◆ Written exercise:
Copy out each line exactly; pictures stay out of the copy.

(Records contained in a dataset)
## Begin

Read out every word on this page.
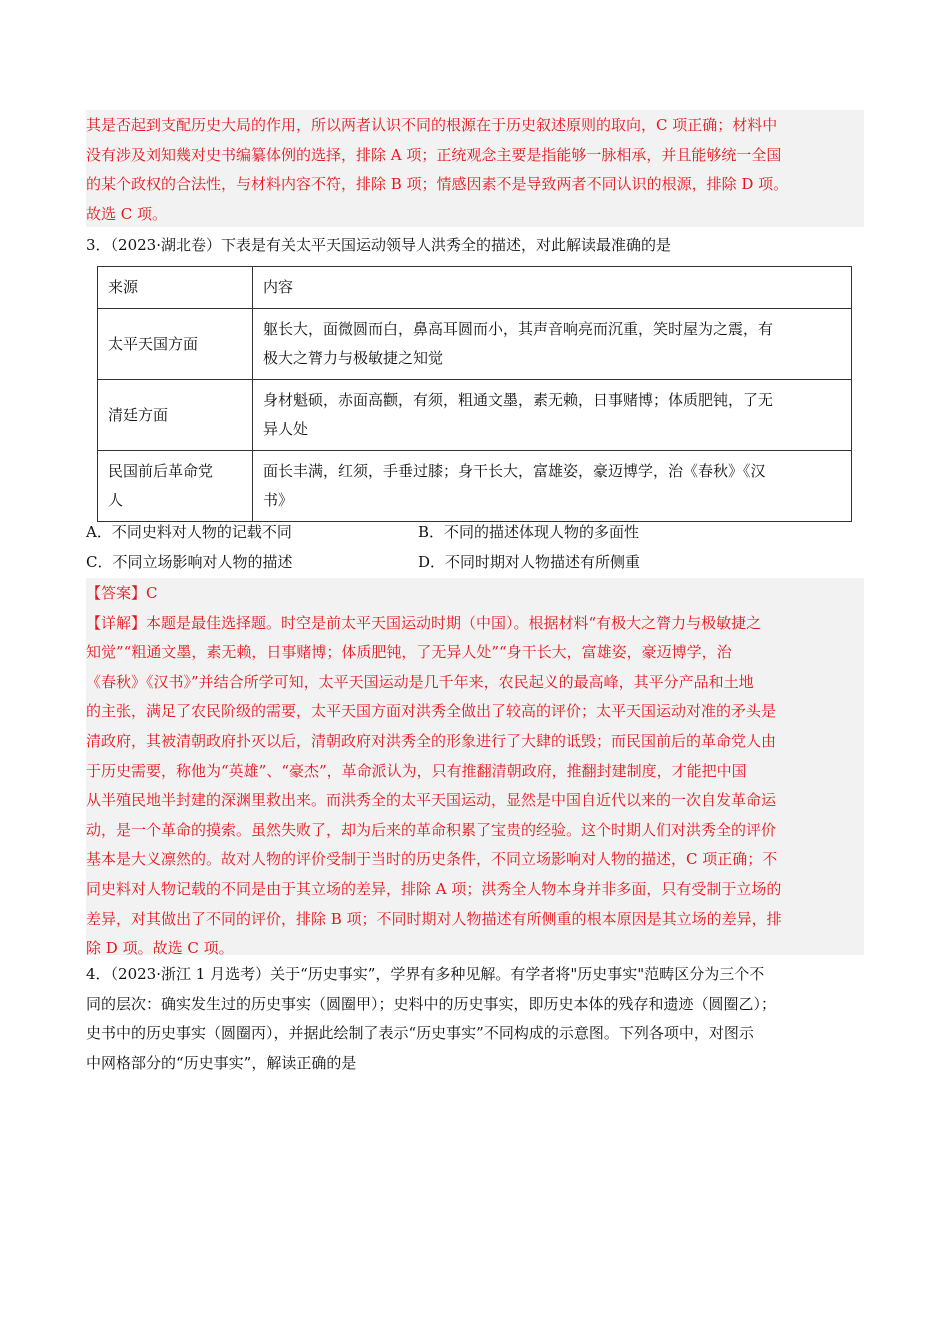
其是否起到支配历史大局的作用，所以两者认识不同的根源在于历史叙述原则的取向，C 项正确；材料中
没有涉及刘知幾对史书编纂体例的选择，排除 A 项；正统观念主要是指能够一脉相承，并且能够统一全国
的某个政权的合法性，与材料内容不符，排除 B 项；情感因素不是导致两者不同认识的根源，排除 D 项。
故选 C 项。
3．（2023·湖北卷）下表是有关太平天国运动领导人洪秀全的描述，对此解读最准确的是
来源	内容
太平天国方面	躯长大，面微圆而白，鼻高耳圆而小，其声音响亮而沉重，笑时屋为之震，有
极大之膂力与极敏捷之知觉

清廷方面	身材魁硕，赤面高颧，有须，粗通文墨，素无赖，日事赌博；体质肥钝，了无
异人处

民国前后革命党
人	面长丰满，红须，手垂过膝；身干长大，富雄姿，豪迈博学，治《春秋》《汉
书》
A．不同史料对人物的记载不同	B．不同的描述体现人物的多面性
C．不同立场影响对人物的描述	D．不同时期对人物描述有所侧重
【答案】C
【详解】本题是最佳选择题。时空是前太平天国运动时期（中国）。根据材料“有极大之膂力与极敏捷之
知觉”“粗通文墨，素无赖，日事赌博；体质肥钝，了无异人处”“身干长大，富雄姿，豪迈博学，治
《春秋》《汉书》”并结合所学可知，太平天国运动是几千年来，农民起义的最高峰，其平分产品和土地
的主张，满足了农民阶级的需要，太平天国方面对洪秀全做出了较高的评价；太平天国运动对准的矛头是
清政府，其被清朝政府扑灭以后，清朝政府对洪秀全的形象进行了大肆的诋毁；而民国前后的革命党人由
于历史需要，称他为“英雄”、“豪杰”，革命派认为，只有推翻清朝政府，推翻封建制度，才能把中国
从半殖民地半封建的深渊里救出来。而洪秀全的太平天国运动，显然是中国自近代以来的一次自发革命运
动，是一个革命的摸索。虽然失败了，却为后来的革命积累了宝贵的经验。这个时期人们对洪秀全的评价
基本是大义凛然的。故对人物的评价受制于当时的历史条件，不同立场影响对人物的描述，C 项正确；不
同史料对人物记载的不同是由于其立场的差异，排除 A 项；洪秀全人物本身并非多面，只有受制于立场的
差异，对其做出了不同的评价，排除 B 项；不同时期对人物描述有所侧重的根本原因是其立场的差异，排
除 D 项。故选 C 项。
4．（2023·浙江 1 月选考）关于“历史事实”，学界有多种见解。有学者将"历史事实"范畴区分为三个不
同的层次：确实发生过的历史事实（圆圈甲）；史料中的历史事实，即历史本体的残存和遗迹（圆圈乙）；
史书中的历史事实（圆圈丙），并据此绘制了表示“历史事实”不同构成的示意图。下列各项中，对图示
中网格部分的“历史事实”，解读正确的是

## End

◆ Complete answer:
Read out every word on this page.
其是否起到支配历史大局的作用，所以两者认识不同的根源在于历史叙述原则的取向，C 项正确；材料中
没有涉及刘知幾对史书编纂体例的选择，排除 A 项；正统观念主要是指能够一脉相承，并且能够统一全国
的某个政权的合法性，与材料内容不符，排除 B 项；情感因素不是导致两者不同认识的根源，排除 D 项。
故选 C 项。
3．（2023·湖北卷）下表是有关太平天国运动领导人洪秀全的描述，对此解读最准确的是
来源	内容
太平天国方面	躯长大，面微圆而白，鼻高耳圆而小，其声音响亮而沉重，笑时屋为之震，有
极大之膂力与极敏捷之知觉

清廷方面	身材魁硕，赤面高颧，有须，粗通文墨，素无赖，日事赌博；体质肥钝，了无
异人处

民国前后革命党
人	面长丰满，红须，手垂过膝；身干长大，富雄姿，豪迈博学，治《春秋》《汉
书》
A．不同史料对人物的记载不同	B．不同的描述体现人物的多面性
C．不同立场影响对人物的描述	D．不同时期对人物描述有所侧重
【答案】C
【详解】本题是最佳选择题。时空是前太平天国运动时期（中国）。根据材料“有极大之膂力与极敏捷之
知觉”“粗通文墨，素无赖，日事赌博；体质肥钝，了无异人处”“身干长大，富雄姿，豪迈博学，治
《春秋》《汉书》”并结合所学可知，太平天国运动是几千年来，农民起义的最高峰，其平分产品和土地
的主张，满足了农民阶级的需要，太平天国方面对洪秀全做出了较高的评价；太平天国运动对准的矛头是
清政府，其被清朝政府扑灭以后，清朝政府对洪秀全的形象进行了大肆的诋毁；而民国前后的革命党人由
于历史需要，称他为“英雄”、“豪杰”，革命派认为，只有推翻清朝政府，推翻封建制度，才能把中国
从半殖民地半封建的深渊里救出来。而洪秀全的太平天国运动，显然是中国自近代以来的一次自发革命运
动，是一个革命的摸索。虽然失败了，却为后来的革命积累了宝贵的经验。这个时期人们对洪秀全的评价
基本是大义凛然的。故对人物的评价受制于当时的历史条件，不同立场影响对人物的描述，C 项正确；不
同史料对人物记载的不同是由于其立场的差异，排除 A 项；洪秀全人物本身并非多面，只有受制于立场的
差异，对其做出了不同的评价，排除 B 项；不同时期对人物描述有所侧重的根本原因是其立场的差异，排
除 D 项。故选 C 项。
4．（2023·浙江 1 月选考）关于“历史事实”，学界有多种见解。有学者将"历史事实"范畴区分为三个不
同的层次：确实发生过的历史事实（圆圈甲）；史料中的历史事实，即历史本体的残存和遗迹（圆圈乙）；
史书中的历史事实（圆圈丙），并据此绘制了表示“历史事实”不同构成的示意图。下列各项中，对图示
中网格部分的“历史事实”，解读正确的是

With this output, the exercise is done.